§ Work required
Select and copy out every line in the records containing "küçük".

§ Data for this task
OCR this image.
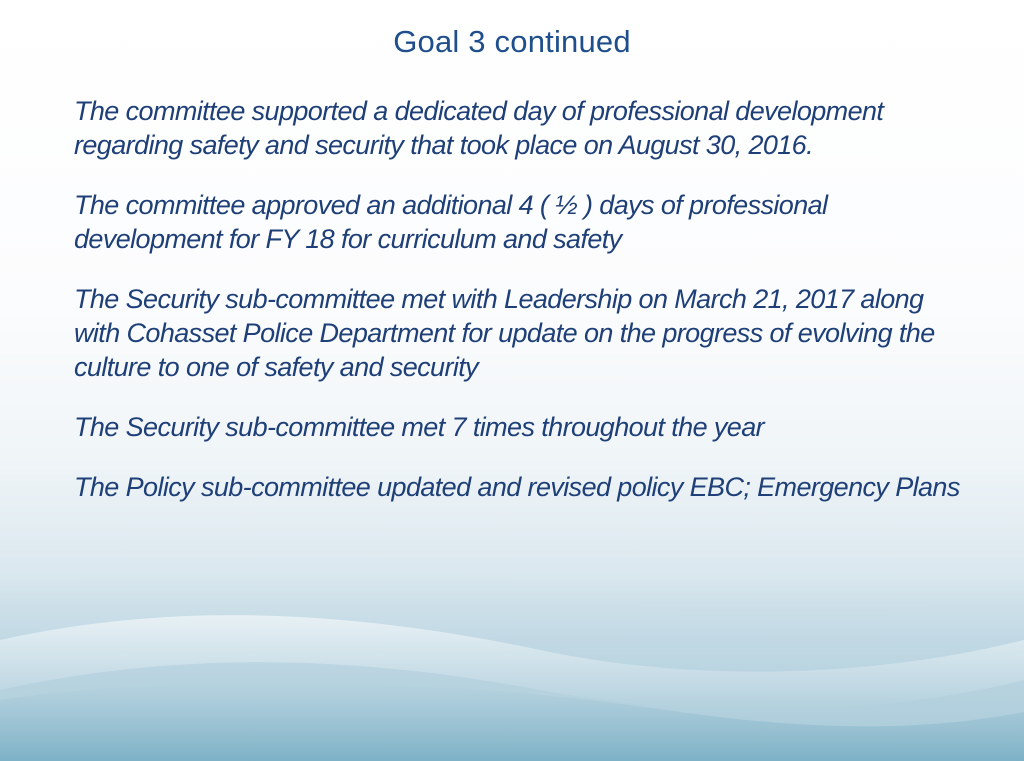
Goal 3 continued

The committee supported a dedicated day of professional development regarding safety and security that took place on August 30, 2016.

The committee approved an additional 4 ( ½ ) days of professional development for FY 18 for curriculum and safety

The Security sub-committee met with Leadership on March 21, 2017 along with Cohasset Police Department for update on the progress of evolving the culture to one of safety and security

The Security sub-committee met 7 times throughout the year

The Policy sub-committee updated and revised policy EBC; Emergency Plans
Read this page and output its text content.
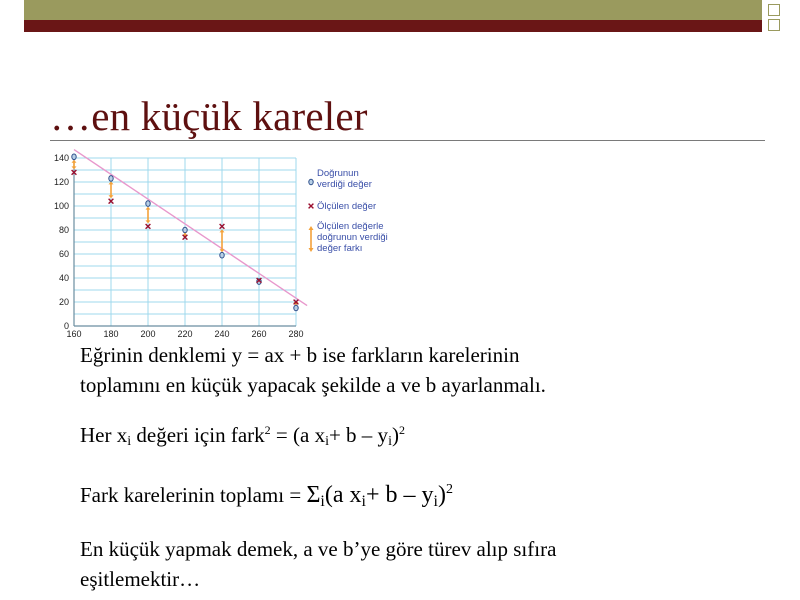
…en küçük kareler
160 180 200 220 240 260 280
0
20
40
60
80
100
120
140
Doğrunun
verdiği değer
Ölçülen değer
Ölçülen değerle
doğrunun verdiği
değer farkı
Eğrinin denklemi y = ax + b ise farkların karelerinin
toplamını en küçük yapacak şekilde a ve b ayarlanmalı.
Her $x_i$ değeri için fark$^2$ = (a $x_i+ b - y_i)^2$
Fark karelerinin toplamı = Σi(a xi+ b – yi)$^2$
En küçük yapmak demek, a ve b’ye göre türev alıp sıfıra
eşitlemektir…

==

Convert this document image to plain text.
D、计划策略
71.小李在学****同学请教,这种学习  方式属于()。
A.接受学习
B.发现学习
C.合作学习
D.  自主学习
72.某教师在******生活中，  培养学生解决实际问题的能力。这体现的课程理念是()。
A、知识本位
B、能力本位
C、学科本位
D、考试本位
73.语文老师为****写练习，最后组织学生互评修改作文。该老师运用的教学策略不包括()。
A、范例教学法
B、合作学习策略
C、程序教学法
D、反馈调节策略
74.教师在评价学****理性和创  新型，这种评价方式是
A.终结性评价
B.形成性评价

==

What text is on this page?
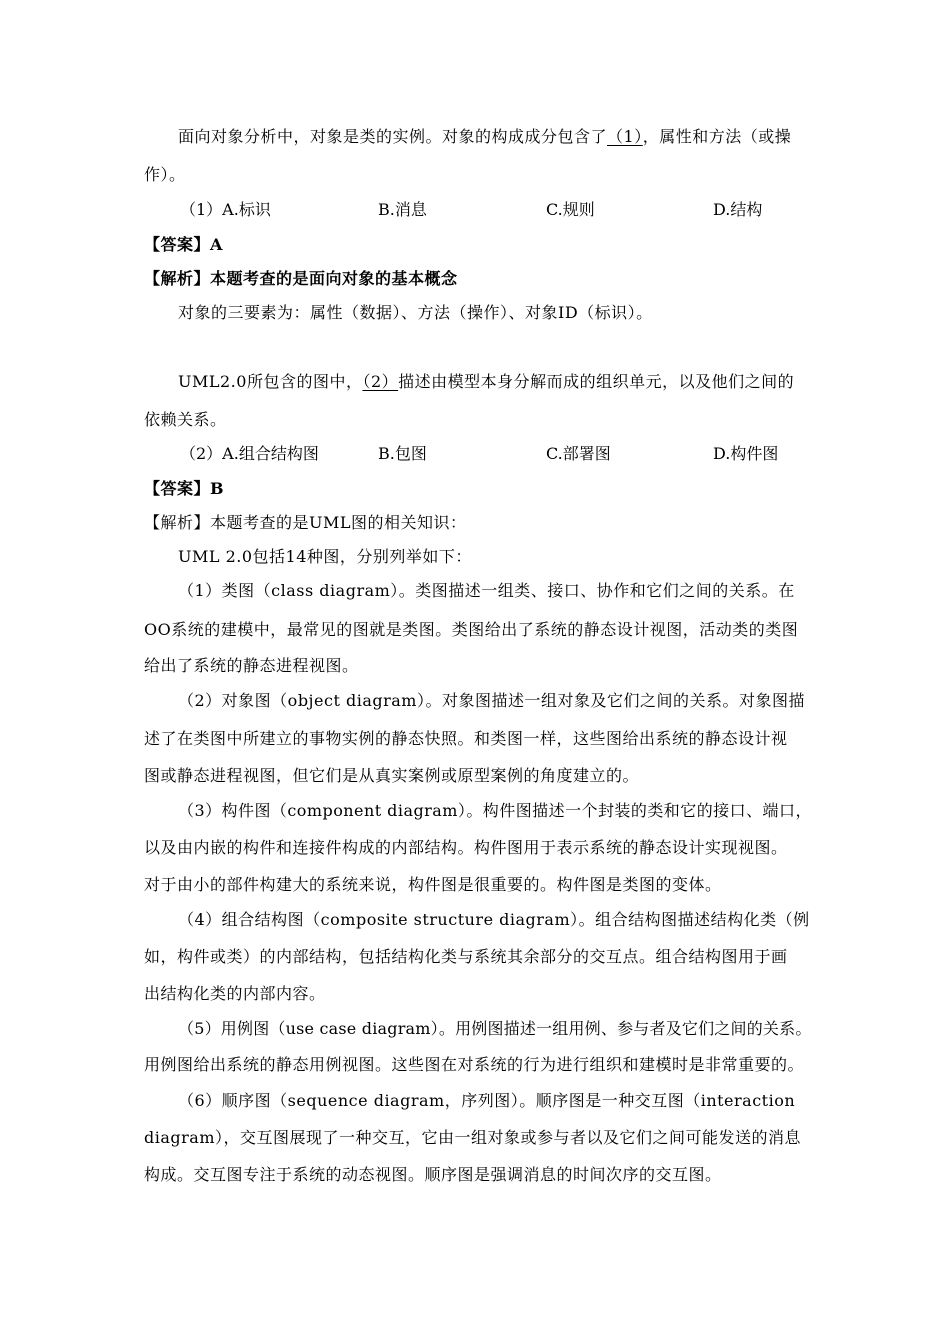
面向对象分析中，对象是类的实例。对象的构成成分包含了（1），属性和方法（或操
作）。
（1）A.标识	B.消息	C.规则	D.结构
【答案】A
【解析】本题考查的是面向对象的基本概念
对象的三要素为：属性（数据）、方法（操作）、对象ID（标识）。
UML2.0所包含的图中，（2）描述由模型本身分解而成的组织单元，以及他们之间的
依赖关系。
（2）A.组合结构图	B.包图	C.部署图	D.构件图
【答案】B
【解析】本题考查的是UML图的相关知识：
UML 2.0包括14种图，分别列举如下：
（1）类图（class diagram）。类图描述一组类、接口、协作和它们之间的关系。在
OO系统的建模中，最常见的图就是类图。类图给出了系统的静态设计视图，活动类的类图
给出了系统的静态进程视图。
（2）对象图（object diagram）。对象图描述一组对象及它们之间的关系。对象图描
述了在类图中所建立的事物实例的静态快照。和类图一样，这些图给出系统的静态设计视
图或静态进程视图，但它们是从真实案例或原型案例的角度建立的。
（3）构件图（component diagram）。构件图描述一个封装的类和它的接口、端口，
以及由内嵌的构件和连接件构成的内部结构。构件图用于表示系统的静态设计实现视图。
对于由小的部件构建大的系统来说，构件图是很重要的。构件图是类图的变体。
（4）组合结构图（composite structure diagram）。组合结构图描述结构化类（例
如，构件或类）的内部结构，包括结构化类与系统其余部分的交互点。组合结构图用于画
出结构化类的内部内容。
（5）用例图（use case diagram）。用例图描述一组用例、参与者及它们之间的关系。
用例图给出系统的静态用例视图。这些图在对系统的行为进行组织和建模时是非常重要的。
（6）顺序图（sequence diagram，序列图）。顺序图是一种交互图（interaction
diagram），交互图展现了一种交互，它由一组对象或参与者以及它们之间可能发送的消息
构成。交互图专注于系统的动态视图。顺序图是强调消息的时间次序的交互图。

§ Solution for this problem
…en küçük kareler
toplamını en küçük yapacak şekilde a ve b ayarlanmalı.
En küçük yapmak demek, a ve b’ye göre türev alıp sıfıra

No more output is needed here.